Records provided:
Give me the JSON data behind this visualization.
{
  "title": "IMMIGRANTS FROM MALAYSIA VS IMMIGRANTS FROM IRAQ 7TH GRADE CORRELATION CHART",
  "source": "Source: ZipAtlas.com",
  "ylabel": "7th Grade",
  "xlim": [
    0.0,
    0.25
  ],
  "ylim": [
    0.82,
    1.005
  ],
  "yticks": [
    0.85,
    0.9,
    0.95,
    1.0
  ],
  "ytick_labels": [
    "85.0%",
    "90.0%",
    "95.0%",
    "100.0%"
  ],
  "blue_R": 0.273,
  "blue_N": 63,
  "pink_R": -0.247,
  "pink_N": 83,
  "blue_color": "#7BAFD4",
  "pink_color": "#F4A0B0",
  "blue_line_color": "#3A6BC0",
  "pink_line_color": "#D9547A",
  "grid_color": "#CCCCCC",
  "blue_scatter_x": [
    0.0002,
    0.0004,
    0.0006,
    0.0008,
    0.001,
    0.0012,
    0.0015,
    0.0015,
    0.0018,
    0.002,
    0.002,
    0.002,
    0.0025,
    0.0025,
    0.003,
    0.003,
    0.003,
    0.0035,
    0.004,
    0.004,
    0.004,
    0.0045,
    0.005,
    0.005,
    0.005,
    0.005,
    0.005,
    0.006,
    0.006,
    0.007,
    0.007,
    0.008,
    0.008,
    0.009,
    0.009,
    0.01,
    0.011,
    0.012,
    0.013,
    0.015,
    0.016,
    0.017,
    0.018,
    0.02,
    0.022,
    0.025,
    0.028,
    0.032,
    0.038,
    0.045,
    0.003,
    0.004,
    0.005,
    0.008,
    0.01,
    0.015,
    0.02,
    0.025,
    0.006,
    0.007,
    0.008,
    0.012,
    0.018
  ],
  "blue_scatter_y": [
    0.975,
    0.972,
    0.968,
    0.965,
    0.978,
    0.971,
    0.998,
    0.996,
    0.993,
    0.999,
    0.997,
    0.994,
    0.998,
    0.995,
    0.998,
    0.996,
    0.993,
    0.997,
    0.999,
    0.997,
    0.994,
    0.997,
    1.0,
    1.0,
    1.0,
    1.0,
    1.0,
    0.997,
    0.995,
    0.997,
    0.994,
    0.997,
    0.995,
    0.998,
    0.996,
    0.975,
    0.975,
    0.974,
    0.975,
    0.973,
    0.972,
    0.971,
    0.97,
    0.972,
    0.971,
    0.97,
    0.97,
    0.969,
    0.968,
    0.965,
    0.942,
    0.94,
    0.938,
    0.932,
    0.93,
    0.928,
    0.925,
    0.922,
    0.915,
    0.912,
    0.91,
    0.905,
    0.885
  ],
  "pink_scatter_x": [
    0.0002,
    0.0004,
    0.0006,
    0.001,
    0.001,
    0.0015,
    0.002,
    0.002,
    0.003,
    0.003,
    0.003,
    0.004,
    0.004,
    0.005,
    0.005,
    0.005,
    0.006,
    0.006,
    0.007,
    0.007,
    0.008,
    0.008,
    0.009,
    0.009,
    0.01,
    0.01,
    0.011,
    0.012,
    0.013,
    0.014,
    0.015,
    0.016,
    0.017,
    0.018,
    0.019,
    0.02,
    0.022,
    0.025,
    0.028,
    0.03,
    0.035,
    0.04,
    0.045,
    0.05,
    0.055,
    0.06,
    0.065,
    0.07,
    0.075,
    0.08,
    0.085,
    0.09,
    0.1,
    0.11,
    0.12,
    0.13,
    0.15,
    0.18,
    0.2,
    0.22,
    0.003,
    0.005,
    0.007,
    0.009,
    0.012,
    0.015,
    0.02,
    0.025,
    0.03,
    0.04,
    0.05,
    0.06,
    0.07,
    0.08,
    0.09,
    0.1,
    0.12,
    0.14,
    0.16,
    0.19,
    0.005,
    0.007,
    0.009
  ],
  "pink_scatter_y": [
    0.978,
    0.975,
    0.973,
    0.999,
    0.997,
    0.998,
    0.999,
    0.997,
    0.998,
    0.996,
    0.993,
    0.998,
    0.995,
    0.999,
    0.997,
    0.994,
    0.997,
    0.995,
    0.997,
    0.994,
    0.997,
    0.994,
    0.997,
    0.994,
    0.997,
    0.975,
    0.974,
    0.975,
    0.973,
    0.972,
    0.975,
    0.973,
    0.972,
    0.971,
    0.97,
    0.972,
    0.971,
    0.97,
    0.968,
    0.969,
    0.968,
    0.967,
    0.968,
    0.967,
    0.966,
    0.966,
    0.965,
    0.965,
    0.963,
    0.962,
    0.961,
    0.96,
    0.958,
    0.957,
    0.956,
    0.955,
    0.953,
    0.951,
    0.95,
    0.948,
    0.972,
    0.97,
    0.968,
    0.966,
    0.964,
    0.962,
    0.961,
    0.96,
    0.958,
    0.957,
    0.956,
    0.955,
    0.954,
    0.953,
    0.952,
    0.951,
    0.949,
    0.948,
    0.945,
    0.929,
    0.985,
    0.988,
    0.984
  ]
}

Problem requirements: Output all preceding records character for character.

Answer:
Give me the JSON data behind this visualization.
{
  "title": "IMMIGRANTS FROM MALAYSIA VS IMMIGRANTS FROM IRAQ 7TH GRADE CORRELATION CHART",
  "source": "Source: ZipAtlas.com",
  "ylabel": "7th Grade",
  "xlim": [
    0.0,
    0.25
  ],
  "ylim": [
    0.82,
    1.005
  ],
  "yticks": [
    0.85,
    0.9,
    0.95,
    1.0
  ],
  "ytick_labels": [
    "85.0%",
    "90.0%",
    "95.0%",
    "100.0%"
  ],
  "blue_R": 0.273,
  "blue_N": 63,
  "pink_R": -0.247,
  "pink_N": 83,
  "blue_color": "#7BAFD4",
  "pink_color": "#F4A0B0",
  "blue_line_color": "#3A6BC0",
  "pink_line_color": "#D9547A",
  "grid_color": "#CCCCCC",
  "blue_scatter_x": [
    0.0002,
    0.0004,
    0.0006,
    0.0008,
    0.001,
    0.0012,
    0.0015,
    0.0015,
    0.0018,
    0.002,
    0.002,
    0.002,
    0.0025,
    0.0025,
    0.003,
    0.003,
    0.003,
    0.0035,
    0.004,
    0.004,
    0.004,
    0.0045,
    0.005,
    0.005,
    0.005,
    0.005,
    0.005,
    0.006,
    0.006,
    0.007,
    0.007,
    0.008,
    0.008,
    0.009,
    0.009,
    0.01,
    0.011,
    0.012,
    0.013,
    0.015,
    0.016,
    0.017,
    0.018,
    0.02,
    0.022,
    0.025,
    0.028,
    0.032,
    0.038,
    0.045,
    0.003,
    0.004,
    0.005,
    0.008,
    0.01,
    0.015,
    0.02,
    0.025,
    0.006,
    0.007,
    0.008,
    0.012,
    0.018
  ],
  "blue_scatter_y": [
    0.975,
    0.972,
    0.968,
    0.965,
    0.978,
    0.971,
    0.998,
    0.996,
    0.993,
    0.999,
    0.997,
    0.994,
    0.998,
    0.995,
    0.998,
    0.996,
    0.993,
    0.997,
    0.999,
    0.997,
    0.994,
    0.997,
    1.0,
    1.0,
    1.0,
    1.0,
    1.0,
    0.997,
    0.995,
    0.997,
    0.994,
    0.997,
    0.995,
    0.998,
    0.996,
    0.975,
    0.975,
    0.974,
    0.975,
    0.973,
    0.972,
    0.971,
    0.97,
    0.972,
    0.971,
    0.97,
    0.97,
    0.969,
    0.968,
    0.965,
    0.942,
    0.94,
    0.938,
    0.932,
    0.93,
    0.928,
    0.925,
    0.922,
    0.915,
    0.912,
    0.91,
    0.905,
    0.885
  ],
  "pink_scatter_x": [
    0.0002,
    0.0004,
    0.0006,
    0.001,
    0.001,
    0.0015,
    0.002,
    0.002,
    0.003,
    0.003,
    0.003,
    0.004,
    0.004,
    0.005,
    0.005,
    0.005,
    0.006,
    0.006,
    0.007,
    0.007,
    0.008,
    0.008,
    0.009,
    0.009,
    0.01,
    0.01,
    0.011,
    0.012,
    0.013,
    0.014,
    0.015,
    0.016,
    0.017,
    0.018,
    0.019,
    0.02,
    0.022,
    0.025,
    0.028,
    0.03,
    0.035,
    0.04,
    0.045,
    0.05,
    0.055,
    0.06,
    0.065,
    0.07,
    0.075,
    0.08,
    0.085,
    0.09,
    0.1,
    0.11,
    0.12,
    0.13,
    0.15,
    0.18,
    0.2,
    0.22,
    0.003,
    0.005,
    0.007,
    0.009,
    0.012,
    0.015,
    0.02,
    0.025,
    0.03,
    0.04,
    0.05,
    0.06,
    0.07,
    0.08,
    0.09,
    0.1,
    0.12,
    0.14,
    0.16,
    0.19,
    0.005,
    0.007,
    0.009
  ],
  "pink_scatter_y": [
    0.978,
    0.975,
    0.973,
    0.999,
    0.997,
    0.998,
    0.999,
    0.997,
    0.998,
    0.996,
    0.993,
    0.998,
    0.995,
    0.999,
    0.997,
    0.994,
    0.997,
    0.995,
    0.997,
    0.994,
    0.997,
    0.994,
    0.997,
    0.994,
    0.997,
    0.975,
    0.974,
    0.975,
    0.973,
    0.972,
    0.975,
    0.973,
    0.972,
    0.971,
    0.97,
    0.972,
    0.971,
    0.97,
    0.968,
    0.969,
    0.968,
    0.967,
    0.968,
    0.967,
    0.966,
    0.966,
    0.965,
    0.965,
    0.963,
    0.962,
    0.961,
    0.96,
    0.958,
    0.957,
    0.956,
    0.955,
    0.953,
    0.951,
    0.95,
    0.948,
    0.972,
    0.97,
    0.968,
    0.966,
    0.964,
    0.962,
    0.961,
    0.96,
    0.958,
    0.957,
    0.956,
    0.955,
    0.954,
    0.953,
    0.952,
    0.951,
    0.949,
    0.948,
    0.945,
    0.929,
    0.985,
    0.988,
    0.984
  ]
}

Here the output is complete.